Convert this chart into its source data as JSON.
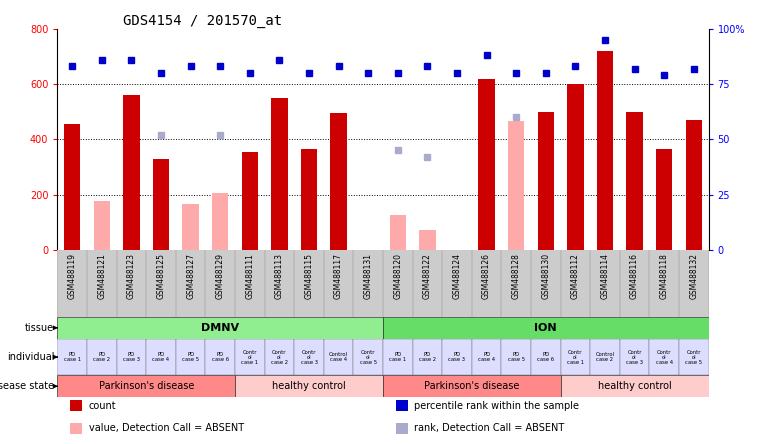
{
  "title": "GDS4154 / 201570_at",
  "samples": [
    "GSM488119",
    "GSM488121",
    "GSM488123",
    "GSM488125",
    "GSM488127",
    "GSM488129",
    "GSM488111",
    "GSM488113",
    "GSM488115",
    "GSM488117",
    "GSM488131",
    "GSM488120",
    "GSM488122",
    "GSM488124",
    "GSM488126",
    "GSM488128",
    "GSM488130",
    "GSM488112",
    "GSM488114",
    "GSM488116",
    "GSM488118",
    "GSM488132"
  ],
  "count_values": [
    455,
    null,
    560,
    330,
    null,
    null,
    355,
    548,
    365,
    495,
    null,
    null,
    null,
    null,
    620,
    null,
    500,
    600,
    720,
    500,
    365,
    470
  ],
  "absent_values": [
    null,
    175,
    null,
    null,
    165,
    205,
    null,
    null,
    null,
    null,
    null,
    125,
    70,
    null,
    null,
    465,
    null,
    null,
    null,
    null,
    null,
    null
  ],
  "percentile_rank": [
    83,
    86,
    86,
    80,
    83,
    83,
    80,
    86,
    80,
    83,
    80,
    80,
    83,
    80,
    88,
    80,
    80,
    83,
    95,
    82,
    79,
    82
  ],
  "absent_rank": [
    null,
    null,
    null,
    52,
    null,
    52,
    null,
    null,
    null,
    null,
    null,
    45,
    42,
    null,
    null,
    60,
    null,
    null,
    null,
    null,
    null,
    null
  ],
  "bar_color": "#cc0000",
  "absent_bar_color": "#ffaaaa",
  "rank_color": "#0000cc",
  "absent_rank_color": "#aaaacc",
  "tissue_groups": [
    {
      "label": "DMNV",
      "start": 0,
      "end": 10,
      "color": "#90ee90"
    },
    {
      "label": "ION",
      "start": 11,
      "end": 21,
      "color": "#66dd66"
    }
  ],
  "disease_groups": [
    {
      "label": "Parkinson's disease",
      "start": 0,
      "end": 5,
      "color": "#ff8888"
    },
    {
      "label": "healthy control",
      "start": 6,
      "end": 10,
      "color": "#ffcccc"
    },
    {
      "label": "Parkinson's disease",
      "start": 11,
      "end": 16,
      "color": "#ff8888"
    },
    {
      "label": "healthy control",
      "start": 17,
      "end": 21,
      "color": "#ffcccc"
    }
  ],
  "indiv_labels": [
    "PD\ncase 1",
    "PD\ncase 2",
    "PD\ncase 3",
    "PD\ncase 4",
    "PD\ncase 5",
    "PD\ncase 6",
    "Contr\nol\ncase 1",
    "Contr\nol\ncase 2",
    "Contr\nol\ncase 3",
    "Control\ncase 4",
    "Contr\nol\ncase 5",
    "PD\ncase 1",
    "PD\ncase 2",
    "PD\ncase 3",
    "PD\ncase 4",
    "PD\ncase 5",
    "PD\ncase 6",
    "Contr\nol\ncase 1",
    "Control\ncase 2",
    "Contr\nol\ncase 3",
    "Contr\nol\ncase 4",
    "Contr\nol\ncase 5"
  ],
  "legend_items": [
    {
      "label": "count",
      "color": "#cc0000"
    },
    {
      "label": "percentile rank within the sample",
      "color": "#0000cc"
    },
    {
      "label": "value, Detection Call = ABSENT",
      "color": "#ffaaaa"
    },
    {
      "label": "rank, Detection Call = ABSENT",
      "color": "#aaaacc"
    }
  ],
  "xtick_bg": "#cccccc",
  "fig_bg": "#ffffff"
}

□ □ □ □

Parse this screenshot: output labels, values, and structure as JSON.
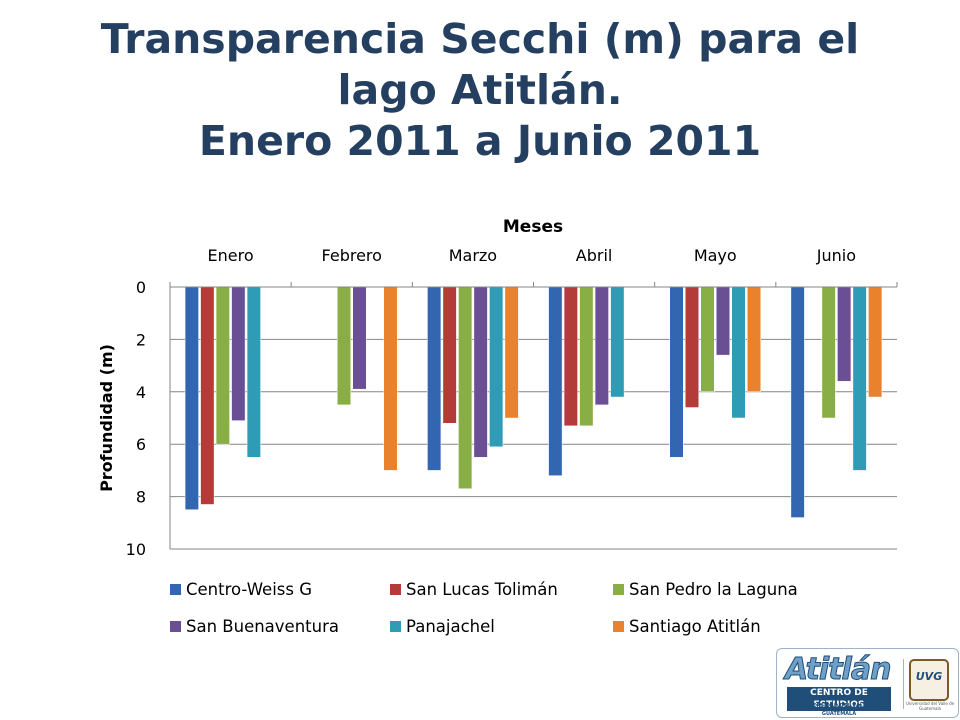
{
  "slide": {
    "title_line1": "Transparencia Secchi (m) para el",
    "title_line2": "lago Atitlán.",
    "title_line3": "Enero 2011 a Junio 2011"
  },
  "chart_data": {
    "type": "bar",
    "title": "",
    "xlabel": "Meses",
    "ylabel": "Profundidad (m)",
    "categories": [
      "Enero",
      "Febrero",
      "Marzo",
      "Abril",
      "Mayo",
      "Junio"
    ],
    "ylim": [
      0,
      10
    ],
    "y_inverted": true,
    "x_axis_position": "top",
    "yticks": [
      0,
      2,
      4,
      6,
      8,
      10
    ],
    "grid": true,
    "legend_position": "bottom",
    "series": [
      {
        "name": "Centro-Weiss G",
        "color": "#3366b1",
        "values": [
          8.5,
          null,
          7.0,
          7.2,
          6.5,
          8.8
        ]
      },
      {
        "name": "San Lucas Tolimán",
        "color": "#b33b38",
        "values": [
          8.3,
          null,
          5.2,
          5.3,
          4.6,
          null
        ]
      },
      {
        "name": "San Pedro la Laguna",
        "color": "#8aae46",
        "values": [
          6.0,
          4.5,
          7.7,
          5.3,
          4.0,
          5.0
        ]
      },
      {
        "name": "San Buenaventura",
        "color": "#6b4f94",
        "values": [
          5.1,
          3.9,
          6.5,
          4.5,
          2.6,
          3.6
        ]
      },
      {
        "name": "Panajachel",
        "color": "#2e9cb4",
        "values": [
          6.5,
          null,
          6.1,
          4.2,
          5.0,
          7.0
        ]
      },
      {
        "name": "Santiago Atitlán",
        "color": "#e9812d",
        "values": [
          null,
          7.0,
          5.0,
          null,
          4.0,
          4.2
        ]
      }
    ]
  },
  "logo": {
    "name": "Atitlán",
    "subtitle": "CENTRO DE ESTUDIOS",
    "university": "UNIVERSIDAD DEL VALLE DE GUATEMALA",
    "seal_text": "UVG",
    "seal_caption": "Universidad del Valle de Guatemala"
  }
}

□ □ □ □

Directions for this task:
Every line in the data that holds "JSON" should be copied out.

Task output:
Convert this chart into its source data as JSON.
Parse this screenshot: output labels, values, and structure as JSON.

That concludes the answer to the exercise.